• [What this task involves] Find and copy each line of the records where the string "Thames" shows up.

(Data excerpts)
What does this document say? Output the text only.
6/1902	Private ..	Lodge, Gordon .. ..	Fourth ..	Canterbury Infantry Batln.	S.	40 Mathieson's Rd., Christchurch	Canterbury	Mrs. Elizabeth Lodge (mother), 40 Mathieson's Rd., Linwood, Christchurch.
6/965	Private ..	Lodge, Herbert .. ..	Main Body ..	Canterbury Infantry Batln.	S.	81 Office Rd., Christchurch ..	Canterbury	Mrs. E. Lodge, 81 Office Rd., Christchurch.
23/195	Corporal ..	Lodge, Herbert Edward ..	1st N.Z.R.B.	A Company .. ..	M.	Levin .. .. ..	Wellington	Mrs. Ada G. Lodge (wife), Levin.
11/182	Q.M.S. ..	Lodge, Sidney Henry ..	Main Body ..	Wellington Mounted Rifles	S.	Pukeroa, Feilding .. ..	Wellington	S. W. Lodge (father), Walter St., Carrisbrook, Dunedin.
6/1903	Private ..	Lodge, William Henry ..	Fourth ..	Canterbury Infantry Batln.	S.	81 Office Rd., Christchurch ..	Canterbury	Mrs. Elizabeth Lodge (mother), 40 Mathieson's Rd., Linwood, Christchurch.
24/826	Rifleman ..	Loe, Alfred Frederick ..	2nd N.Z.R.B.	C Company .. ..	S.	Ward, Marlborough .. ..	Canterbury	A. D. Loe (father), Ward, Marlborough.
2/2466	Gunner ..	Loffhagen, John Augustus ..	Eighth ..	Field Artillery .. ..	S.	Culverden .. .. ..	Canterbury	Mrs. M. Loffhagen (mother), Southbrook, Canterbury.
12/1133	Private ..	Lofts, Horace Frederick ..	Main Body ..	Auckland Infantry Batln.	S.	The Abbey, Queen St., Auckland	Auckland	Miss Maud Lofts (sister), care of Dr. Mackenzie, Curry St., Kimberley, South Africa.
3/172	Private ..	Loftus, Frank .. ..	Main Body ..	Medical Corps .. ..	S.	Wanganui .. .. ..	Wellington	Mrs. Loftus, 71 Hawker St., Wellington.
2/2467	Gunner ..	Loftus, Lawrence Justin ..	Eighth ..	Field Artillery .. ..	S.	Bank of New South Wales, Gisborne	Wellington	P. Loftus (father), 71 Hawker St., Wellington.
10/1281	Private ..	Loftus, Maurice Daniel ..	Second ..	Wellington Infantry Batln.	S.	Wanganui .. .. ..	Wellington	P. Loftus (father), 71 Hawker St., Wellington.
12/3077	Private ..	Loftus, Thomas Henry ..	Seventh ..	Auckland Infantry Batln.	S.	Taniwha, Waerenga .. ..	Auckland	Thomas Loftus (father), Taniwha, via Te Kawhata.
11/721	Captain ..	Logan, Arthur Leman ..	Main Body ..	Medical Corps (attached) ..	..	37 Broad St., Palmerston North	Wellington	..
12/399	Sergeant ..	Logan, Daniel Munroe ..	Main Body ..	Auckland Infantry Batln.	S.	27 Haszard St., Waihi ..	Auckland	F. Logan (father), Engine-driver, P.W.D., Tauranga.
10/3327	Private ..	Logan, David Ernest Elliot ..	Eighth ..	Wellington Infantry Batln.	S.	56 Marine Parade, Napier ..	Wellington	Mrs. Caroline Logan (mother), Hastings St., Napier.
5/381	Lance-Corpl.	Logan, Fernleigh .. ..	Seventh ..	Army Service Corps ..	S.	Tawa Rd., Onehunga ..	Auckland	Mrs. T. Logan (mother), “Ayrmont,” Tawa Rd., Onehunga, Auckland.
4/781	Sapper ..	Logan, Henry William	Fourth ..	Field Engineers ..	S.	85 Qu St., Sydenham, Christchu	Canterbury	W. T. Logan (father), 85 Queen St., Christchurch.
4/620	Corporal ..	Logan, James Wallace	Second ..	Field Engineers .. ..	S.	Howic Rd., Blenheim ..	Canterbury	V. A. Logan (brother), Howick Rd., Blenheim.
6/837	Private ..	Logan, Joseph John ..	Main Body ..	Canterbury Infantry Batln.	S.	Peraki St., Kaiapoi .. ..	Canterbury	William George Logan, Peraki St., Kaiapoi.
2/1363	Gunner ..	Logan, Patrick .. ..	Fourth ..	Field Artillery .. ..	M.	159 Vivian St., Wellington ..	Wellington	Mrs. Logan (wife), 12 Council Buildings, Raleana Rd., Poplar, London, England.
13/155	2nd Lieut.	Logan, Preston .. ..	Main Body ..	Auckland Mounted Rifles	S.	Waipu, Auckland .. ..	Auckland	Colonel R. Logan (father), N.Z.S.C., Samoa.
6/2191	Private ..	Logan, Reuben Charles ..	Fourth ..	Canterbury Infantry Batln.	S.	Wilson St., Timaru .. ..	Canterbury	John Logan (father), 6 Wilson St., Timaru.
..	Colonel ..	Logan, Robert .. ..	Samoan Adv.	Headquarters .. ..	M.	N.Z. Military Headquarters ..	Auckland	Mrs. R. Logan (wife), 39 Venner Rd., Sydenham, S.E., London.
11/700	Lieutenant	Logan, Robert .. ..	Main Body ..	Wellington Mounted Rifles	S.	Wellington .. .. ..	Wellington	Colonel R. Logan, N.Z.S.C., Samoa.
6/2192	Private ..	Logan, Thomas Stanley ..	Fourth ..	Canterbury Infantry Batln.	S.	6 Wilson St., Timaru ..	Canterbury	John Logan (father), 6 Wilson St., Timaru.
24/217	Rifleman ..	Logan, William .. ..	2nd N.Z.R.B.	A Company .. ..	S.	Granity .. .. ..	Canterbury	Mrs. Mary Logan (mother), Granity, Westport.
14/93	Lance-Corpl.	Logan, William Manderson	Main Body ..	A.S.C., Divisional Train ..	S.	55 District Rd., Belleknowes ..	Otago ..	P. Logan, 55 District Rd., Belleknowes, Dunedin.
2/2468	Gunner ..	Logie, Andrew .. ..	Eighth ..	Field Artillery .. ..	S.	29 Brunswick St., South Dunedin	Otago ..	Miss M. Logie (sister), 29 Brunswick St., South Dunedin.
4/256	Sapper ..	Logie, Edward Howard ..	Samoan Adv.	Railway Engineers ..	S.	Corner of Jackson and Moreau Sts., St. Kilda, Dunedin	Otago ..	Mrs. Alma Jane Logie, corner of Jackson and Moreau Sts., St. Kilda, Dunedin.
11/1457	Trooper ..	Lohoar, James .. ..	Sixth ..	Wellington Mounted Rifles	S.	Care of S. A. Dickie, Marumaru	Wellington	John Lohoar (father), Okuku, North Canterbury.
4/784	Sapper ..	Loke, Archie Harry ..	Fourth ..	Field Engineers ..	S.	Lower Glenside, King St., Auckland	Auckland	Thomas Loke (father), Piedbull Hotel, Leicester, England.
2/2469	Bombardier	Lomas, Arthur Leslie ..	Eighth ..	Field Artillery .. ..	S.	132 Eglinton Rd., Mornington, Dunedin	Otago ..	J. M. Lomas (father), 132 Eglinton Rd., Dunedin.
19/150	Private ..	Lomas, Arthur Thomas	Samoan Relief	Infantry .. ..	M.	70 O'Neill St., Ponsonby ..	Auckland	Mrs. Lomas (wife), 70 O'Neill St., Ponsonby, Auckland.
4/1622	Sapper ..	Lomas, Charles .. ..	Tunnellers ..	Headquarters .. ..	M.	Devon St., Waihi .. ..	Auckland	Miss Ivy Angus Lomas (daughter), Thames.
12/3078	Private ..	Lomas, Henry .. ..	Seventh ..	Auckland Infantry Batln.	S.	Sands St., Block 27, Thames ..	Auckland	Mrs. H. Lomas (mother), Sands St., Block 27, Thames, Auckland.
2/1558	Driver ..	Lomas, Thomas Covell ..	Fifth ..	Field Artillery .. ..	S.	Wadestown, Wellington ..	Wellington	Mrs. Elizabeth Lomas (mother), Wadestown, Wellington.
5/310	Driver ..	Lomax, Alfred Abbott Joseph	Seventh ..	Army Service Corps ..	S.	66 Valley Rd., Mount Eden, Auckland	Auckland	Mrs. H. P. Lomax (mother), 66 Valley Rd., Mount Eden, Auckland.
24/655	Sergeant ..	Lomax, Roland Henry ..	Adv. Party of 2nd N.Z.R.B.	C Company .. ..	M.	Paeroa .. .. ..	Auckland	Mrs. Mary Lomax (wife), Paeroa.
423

• [Result]
4/1622	Sapper ..	Lomas, Charles .. ..	Tunnellers ..	Headquarters .. ..	M.	Devon St., Waihi .. ..	Auckland	Miss Ivy Angus Lomas (daughter), Thames.
12/3078	Private ..	Lomas, Henry .. ..	Seventh ..	Auckland Infantry Batln.	S.	Sands St., Block 27, Thames ..	Auckland	Mrs. H. Lomas (mother), Sands St., Block 27, Thames, Auckland.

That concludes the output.